* **REQUIRED WORK**: Extend the article on the Rocky Mountain Audio Festival product announcements, picking up right after its final sentence.

* **PASSAGE**:
★ ★ ★
How soon is now? Denver, CO. Friday 6th October. 10am, MT. The 14th Rocky Mountain Audio Festival is throwing open its doors and embargoes on a handful of product announcements are being lifted. That means even non-attendees can keep abreast of high-end audio developments coming down the pike from the Denver Tech Centre’s newly refurbished Marriott Hotel.
Here we detail three announcements whilst acknowledging the irony that you’re getting this information faster than you would were I in Denver covering the show.
Naim / Roon
One of the most impressive product debuts of RMAF 2016 was Naim’s Uniti range. Shoebox-sixed all-in-one players that call for no more than a pair of loudspeakers and an Internet connection. Real world hifi for those unwilling or unable to give over half their lounge room to a rack full of high end audio gear.
Uniti comprises the following models: “the reference audiophile Uniti Nova, the multi-functional CD operating Uniti Star and the compact yet powerful Uniti Atom”.
This year, Naim are back at RMAF with the simple announcement: the Uniti range will be made Roon Ready via a firmware update arriving sometime this month.
Per the press release, Naim Managing Director Trevor Wilson is quoted thusly: “At Naim we have always appreciated customers that wish to experience and browse their music collections in many different ways – be that vinyl, UPnP servers (of many different flavours), CD, Tuners and streaming services. In recent times a new entrant to the computer audio world – Roon – has created a solution that appeals to a certain section of the audiophile community. Naim has been looking at and talking with Roon for quite a while – we get on well and I’m pleased that we can make this announcement today.”
“Naim however doesn’t consider this a solution for everyone. To use this requires Roon Software which is currently $119 per year or $499 for a life license, but for music lovers with large music collections it is ideal. Roon makes owning and enjoying a large collection of music a dream. Music Is easy to locate and play as well as Roon opening the door to even more new music via its cross linking and extensive metadata.”
It’s refreshing to see a more pragmatic approach to Roon Ready certification. Personally, I couldn’t live without Roon but then again I am not every audiophile.
★ ★ ★
(Box coordinate listings)
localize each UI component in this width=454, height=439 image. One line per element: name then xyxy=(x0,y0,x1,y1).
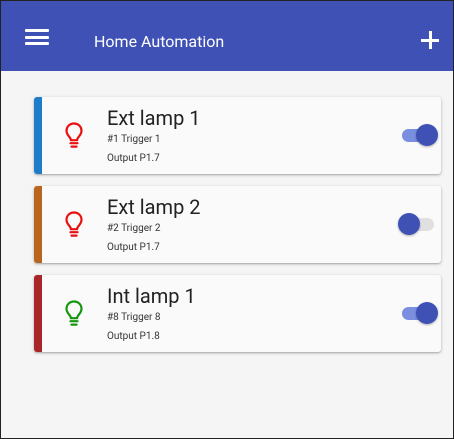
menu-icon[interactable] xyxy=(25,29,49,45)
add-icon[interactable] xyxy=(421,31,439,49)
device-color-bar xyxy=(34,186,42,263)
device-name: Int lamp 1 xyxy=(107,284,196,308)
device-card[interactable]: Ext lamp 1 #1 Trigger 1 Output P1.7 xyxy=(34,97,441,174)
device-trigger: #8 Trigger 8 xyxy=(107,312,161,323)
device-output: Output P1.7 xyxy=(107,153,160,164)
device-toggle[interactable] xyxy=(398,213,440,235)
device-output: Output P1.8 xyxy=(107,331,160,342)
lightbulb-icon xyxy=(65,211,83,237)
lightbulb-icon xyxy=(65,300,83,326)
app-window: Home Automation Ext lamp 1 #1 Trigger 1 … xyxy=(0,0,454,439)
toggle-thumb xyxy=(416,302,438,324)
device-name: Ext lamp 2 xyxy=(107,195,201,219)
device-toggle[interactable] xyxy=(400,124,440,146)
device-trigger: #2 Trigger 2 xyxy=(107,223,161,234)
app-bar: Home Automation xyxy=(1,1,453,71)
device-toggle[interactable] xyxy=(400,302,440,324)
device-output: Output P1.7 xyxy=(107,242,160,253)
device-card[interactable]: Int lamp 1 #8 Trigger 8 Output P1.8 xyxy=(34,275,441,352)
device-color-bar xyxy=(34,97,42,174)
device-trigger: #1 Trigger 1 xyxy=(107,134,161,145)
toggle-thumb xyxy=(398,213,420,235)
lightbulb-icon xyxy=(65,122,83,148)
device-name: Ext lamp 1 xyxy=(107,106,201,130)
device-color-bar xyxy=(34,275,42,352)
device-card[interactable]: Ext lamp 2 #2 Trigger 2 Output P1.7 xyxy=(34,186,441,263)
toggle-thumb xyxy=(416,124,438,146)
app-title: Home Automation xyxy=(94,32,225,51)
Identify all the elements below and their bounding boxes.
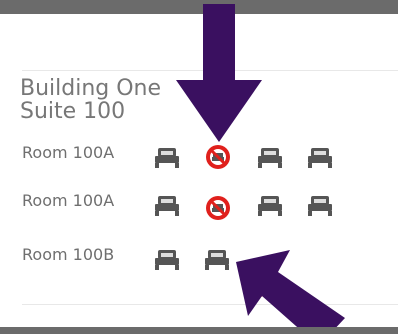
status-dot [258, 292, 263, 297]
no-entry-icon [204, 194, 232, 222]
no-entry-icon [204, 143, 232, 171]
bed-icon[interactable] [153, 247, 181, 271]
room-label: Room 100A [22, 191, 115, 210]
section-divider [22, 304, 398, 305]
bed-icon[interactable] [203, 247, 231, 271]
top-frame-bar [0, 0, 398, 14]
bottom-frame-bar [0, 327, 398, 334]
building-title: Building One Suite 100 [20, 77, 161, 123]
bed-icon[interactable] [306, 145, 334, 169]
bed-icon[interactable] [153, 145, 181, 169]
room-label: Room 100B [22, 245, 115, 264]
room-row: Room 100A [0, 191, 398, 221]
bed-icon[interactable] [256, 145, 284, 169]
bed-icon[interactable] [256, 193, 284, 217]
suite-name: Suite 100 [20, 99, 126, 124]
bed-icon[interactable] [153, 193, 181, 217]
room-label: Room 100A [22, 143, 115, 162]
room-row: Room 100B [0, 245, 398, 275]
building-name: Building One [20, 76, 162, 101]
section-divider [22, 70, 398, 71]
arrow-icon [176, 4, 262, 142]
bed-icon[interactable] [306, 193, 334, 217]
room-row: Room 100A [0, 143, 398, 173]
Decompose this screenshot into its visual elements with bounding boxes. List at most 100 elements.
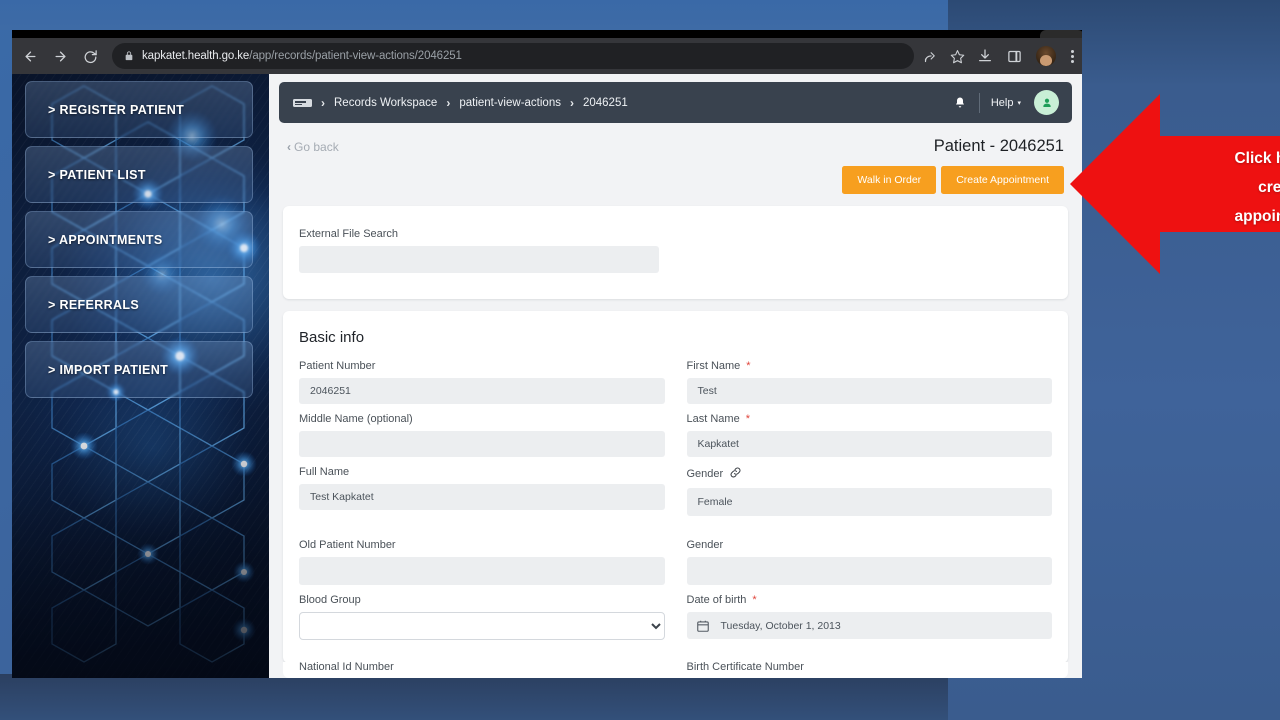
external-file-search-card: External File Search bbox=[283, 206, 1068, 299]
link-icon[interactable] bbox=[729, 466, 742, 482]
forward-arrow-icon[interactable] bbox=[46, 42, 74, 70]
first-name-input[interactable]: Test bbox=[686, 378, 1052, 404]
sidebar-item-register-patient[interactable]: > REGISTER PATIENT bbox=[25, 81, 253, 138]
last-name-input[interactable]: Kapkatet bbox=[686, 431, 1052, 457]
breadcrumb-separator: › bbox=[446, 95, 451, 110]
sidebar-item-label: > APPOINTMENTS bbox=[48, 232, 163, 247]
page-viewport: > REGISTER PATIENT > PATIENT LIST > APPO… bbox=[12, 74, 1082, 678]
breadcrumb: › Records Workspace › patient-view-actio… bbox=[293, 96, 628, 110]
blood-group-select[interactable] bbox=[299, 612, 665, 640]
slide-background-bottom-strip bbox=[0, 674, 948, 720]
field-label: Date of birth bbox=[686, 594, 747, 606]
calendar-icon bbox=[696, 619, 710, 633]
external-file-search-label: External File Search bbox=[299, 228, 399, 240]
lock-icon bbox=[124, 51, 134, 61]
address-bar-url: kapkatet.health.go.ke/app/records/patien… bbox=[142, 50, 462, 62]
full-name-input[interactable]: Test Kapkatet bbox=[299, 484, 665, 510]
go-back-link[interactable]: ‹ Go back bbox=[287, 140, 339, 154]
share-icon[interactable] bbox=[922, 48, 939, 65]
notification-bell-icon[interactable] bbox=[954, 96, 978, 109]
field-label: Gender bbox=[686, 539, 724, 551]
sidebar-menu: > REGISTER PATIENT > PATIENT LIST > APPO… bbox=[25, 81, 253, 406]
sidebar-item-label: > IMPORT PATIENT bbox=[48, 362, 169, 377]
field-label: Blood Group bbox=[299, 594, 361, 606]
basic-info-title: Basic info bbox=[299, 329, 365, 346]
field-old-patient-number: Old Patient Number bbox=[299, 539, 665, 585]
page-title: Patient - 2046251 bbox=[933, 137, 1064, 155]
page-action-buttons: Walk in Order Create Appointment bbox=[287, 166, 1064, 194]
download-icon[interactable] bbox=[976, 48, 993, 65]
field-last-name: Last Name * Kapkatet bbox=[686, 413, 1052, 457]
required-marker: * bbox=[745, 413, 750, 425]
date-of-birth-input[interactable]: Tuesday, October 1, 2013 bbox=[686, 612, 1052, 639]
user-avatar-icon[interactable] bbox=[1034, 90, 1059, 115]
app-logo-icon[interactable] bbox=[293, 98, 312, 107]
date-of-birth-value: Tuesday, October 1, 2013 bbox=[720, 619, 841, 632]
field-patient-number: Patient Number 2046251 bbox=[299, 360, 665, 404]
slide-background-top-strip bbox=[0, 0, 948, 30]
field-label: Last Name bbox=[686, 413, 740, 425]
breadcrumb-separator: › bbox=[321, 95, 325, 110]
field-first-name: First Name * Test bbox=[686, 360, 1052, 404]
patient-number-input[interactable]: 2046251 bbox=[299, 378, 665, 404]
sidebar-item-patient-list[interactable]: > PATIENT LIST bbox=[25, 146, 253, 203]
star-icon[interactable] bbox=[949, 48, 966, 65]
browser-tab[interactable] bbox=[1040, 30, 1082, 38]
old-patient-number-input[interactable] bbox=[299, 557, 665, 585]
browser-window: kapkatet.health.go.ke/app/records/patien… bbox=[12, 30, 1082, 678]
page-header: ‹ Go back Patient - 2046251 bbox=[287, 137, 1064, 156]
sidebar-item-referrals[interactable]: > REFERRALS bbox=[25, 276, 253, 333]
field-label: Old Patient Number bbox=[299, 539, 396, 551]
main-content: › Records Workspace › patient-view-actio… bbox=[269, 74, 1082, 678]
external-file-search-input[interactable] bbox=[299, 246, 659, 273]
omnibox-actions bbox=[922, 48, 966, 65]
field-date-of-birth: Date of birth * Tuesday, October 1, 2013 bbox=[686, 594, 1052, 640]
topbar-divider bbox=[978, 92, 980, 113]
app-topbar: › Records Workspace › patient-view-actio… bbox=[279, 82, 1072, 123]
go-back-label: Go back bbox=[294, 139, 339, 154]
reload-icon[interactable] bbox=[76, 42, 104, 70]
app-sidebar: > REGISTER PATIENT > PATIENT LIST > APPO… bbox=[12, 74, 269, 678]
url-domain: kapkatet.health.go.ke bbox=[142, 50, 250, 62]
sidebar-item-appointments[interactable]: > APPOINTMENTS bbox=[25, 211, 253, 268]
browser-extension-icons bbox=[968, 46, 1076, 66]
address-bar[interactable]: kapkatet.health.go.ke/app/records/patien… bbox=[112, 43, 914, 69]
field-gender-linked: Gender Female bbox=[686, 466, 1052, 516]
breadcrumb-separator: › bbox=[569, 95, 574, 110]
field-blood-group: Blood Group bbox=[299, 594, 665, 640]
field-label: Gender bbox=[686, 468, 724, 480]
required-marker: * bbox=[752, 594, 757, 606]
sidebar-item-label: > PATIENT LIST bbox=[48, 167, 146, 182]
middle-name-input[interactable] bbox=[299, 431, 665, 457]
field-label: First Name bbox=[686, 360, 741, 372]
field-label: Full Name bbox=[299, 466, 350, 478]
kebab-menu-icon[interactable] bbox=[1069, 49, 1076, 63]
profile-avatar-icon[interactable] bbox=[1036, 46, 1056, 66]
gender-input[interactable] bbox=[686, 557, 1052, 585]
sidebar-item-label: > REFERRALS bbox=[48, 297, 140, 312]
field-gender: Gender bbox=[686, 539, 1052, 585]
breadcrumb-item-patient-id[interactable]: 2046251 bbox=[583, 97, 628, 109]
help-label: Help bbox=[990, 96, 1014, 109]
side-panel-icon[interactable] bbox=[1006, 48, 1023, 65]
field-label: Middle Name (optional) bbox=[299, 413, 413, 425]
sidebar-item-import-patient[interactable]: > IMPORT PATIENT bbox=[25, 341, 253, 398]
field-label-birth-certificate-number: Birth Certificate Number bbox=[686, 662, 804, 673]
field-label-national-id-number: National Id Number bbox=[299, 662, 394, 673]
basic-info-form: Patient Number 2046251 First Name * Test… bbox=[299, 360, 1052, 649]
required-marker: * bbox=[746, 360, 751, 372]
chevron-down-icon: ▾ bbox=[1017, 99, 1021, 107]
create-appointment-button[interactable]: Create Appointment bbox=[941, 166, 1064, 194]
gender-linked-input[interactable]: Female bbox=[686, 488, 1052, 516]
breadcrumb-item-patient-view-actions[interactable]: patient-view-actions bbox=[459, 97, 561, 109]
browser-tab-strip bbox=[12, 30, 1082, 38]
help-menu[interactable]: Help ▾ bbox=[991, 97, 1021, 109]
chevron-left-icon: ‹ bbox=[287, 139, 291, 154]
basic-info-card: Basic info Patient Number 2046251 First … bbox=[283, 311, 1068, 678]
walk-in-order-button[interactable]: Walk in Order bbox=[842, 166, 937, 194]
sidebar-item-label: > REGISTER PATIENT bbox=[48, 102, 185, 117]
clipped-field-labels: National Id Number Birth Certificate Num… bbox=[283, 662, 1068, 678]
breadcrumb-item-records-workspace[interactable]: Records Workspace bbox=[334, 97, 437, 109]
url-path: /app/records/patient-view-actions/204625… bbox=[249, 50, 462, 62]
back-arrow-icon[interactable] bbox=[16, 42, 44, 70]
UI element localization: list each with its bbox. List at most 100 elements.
★ ★ ★
* **EXPECTED ANSWER**:
One of the quiet achievers of the high-end audio world. A 2012 turn towards more affordable, smaller loudspeakers (e.g. IOTA), as well as recent hire Doug Graham (ex-Naim), have reinvigorated the Tyneside manufacturer.
Company mainman Bob Surgeoner won’t be in Denver this year. He’s leaving it to Graham to introduce Neat’s new model: the IOTA Xplorer, a super-sized version of the Neat IOTA Alpha introduced at Munich High-End 2016.
The IOTA Xplorer is a 2.5 way that “uses the same basic configuration as the Alpha but in an enlarged form. The top section is sealed off from the lower to act as a two-way infinite baffle loudspeaker. [The upper section] houses Neat’s own P1-R3 170mm bass/midrange drive unit alongside an Air Motion Transformer (AMT) tweeter in a horizontal array, as per the Iota and Iota Alpha models.”
That R3 mid/bass driver is a treated paper cone with a flared profile and aluminium phase-correction bullet and a variant of that found in Neat’s top-flight Ultimatum range. The IOTA Xplorer’s AMT is reportedly a first for this loudspeaker company.
For the IOTA Xplorer’s lower ported section, Neat have specified a pair of the company’s P1-R2 bass drive units in an isobaric configuration: “One unit is located on the bottom panel, facing the floor, whilst the second is located internally, directly above the first.” We might think of this as an integrated subwoofer section.
Nominal impedance on the IOTA Xplorer is rated at 8 Ohms, efficiency at 88db. Pricing remains TBC.
At RMAF 2016 Schiit’s took aim at high end pre- and power amplifiers for loudspeaker systems.
This year, Schiit invite us commit audiophile heresy by tweaking our source’s sound. For the analogue domain, the recently announced Loki Mini EQ box (US$149) is a “device that has knobs on it, knobs that control the frequency response.”
For Denver show itself, something even more bizarre. Time to start polishing that tin foil hat.
The Gadget is a signal processor that “dynamically re-tunes the concert pitch of music from an assumed A=440Hz to C=256Hz” but – crucially – without altering the tempo.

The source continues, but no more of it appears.